### Work to be completed
Copy each line of the data below with the word "screenshot".
##### Provided information
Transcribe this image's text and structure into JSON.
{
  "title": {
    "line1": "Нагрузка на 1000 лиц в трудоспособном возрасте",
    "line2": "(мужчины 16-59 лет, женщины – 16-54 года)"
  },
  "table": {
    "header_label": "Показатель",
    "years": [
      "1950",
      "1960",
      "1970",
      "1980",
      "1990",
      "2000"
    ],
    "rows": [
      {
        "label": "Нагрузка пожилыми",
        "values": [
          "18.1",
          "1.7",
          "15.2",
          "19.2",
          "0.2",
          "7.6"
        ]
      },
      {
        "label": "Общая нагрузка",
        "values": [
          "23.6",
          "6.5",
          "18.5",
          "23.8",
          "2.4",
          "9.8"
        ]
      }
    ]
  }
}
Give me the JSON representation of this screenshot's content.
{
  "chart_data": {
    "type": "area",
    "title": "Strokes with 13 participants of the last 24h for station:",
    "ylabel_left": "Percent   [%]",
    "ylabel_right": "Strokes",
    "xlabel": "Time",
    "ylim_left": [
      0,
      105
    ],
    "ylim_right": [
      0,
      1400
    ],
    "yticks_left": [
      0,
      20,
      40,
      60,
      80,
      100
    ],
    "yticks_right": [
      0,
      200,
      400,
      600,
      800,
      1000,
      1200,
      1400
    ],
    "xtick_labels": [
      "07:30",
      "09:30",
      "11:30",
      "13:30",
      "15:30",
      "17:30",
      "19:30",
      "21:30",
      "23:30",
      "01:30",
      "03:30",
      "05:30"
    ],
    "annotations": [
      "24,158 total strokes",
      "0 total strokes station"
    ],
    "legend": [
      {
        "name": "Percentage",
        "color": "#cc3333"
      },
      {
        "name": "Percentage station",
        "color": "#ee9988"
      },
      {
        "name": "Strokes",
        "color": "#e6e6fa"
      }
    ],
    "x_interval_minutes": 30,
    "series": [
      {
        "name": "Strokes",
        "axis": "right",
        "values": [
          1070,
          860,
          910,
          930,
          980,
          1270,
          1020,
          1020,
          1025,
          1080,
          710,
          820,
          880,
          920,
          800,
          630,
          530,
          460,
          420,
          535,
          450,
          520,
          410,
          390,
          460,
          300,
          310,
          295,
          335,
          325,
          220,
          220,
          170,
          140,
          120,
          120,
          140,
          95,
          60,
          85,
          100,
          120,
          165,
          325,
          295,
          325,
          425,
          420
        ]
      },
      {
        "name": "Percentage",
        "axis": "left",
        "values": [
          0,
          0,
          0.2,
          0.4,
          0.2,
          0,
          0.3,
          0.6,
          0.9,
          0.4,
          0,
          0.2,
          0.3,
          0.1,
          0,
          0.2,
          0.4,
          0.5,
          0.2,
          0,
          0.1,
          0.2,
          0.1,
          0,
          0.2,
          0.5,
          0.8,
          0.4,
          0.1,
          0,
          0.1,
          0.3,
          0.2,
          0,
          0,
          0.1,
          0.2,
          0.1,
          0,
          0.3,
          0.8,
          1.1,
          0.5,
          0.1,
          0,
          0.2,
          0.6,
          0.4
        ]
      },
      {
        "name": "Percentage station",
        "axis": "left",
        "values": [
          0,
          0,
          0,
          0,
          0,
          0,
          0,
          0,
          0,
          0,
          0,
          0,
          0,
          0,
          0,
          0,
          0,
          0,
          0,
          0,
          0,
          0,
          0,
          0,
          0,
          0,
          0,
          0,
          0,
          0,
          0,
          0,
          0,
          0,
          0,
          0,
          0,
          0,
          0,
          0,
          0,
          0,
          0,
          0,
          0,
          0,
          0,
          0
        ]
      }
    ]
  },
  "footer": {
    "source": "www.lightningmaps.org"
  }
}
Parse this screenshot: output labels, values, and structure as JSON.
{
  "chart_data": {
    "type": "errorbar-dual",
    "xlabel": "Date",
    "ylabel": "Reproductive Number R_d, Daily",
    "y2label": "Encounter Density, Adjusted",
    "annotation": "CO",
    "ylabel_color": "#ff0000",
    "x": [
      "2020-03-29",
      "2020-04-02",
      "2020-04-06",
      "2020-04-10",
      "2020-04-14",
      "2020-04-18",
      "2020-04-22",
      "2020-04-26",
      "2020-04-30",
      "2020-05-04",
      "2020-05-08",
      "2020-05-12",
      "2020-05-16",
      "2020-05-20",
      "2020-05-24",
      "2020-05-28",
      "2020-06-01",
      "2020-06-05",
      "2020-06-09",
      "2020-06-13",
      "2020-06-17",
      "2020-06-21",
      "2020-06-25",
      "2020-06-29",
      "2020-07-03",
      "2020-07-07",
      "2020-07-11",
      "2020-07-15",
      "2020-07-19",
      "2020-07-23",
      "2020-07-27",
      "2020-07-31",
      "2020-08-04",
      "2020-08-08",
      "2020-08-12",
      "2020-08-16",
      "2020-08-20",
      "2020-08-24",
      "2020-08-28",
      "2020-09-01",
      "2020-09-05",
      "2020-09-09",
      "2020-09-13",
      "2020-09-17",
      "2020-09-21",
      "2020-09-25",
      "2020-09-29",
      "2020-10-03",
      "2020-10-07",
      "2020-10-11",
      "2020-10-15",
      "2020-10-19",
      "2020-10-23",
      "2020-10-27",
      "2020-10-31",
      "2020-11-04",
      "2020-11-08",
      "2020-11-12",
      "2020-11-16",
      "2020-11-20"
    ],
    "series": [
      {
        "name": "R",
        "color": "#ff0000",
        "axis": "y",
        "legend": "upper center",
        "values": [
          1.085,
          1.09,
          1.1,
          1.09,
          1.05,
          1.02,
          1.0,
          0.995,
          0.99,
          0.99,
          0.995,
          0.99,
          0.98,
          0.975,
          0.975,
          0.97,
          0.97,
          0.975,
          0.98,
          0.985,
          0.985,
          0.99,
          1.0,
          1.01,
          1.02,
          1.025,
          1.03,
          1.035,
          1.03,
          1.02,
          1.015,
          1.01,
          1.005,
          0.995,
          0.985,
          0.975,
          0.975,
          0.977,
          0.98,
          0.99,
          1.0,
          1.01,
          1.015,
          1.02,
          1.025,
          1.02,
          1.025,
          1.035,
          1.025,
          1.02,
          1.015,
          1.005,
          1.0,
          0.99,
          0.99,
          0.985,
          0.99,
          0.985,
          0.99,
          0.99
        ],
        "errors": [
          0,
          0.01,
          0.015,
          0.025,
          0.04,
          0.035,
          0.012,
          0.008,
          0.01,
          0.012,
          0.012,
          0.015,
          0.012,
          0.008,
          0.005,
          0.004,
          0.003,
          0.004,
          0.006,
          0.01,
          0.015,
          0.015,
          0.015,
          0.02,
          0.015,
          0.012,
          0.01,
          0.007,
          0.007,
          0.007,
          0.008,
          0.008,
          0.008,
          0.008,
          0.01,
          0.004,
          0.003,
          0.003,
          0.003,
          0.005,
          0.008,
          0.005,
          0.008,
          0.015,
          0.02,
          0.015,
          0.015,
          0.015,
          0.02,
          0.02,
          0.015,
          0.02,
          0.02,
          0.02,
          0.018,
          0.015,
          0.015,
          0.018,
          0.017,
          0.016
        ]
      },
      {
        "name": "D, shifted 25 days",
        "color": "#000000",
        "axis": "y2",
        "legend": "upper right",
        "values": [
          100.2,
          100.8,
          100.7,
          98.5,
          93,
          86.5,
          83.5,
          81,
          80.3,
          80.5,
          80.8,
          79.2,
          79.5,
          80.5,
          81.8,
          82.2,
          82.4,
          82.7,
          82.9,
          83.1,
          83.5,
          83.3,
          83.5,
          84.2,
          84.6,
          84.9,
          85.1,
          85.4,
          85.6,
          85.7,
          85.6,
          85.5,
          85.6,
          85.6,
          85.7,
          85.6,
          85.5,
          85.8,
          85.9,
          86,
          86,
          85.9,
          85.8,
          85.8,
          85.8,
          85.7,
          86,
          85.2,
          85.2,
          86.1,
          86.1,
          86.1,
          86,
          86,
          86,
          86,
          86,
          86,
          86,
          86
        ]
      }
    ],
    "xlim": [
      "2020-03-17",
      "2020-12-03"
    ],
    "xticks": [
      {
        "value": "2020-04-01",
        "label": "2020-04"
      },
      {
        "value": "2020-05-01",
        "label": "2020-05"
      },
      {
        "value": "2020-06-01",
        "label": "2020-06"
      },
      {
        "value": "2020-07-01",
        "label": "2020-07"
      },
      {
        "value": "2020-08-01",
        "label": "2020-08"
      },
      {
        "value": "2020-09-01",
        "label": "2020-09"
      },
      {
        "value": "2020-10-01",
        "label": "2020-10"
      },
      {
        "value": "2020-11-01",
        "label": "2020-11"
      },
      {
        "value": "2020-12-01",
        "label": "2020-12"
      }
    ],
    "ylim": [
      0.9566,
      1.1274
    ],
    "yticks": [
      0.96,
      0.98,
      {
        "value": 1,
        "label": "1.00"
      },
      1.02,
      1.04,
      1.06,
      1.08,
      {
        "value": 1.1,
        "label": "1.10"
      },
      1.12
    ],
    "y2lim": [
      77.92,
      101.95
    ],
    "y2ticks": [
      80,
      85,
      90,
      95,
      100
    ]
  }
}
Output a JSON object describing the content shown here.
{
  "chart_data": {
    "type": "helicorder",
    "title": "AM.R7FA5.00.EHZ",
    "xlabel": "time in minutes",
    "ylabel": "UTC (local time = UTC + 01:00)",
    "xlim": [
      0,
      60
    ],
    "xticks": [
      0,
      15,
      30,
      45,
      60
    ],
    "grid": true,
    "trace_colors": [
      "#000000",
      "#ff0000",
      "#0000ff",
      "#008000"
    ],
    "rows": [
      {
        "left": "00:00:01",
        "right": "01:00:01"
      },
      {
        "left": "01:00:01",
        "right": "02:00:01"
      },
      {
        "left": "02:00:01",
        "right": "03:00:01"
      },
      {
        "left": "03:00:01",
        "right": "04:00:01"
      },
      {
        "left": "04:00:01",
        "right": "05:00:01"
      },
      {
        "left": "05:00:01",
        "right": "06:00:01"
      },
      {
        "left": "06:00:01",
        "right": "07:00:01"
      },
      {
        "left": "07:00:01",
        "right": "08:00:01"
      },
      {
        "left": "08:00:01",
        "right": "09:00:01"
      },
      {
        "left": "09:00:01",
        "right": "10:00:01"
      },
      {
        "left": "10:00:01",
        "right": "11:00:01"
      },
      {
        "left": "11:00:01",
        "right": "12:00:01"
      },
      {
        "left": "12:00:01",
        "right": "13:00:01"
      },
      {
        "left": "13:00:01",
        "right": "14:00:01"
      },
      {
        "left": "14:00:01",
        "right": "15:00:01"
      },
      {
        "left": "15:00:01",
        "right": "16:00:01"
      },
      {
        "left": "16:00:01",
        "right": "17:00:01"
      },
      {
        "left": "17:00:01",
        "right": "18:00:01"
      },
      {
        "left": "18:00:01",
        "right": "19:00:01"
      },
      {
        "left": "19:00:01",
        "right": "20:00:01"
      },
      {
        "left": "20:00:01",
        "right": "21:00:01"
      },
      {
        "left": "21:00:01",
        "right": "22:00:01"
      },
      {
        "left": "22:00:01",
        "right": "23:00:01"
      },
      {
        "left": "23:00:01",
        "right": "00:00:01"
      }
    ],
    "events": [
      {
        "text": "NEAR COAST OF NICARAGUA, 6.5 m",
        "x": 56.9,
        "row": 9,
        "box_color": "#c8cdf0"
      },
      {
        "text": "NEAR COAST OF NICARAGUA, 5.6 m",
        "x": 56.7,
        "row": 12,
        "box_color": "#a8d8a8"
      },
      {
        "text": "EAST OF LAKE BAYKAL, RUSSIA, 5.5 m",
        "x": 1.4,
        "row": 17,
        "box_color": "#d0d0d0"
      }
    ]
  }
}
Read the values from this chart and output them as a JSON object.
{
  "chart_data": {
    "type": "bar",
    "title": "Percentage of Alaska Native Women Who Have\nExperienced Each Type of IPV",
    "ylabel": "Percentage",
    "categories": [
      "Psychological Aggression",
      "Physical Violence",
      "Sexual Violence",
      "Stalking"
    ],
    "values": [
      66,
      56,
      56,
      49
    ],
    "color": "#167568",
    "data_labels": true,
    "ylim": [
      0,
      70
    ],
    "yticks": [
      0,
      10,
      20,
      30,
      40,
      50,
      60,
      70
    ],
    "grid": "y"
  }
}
##########
### Response to this task
Give me the JSON representation of this screenshot's content.
Parse this screenshot: output labels, values, and structure as JSON.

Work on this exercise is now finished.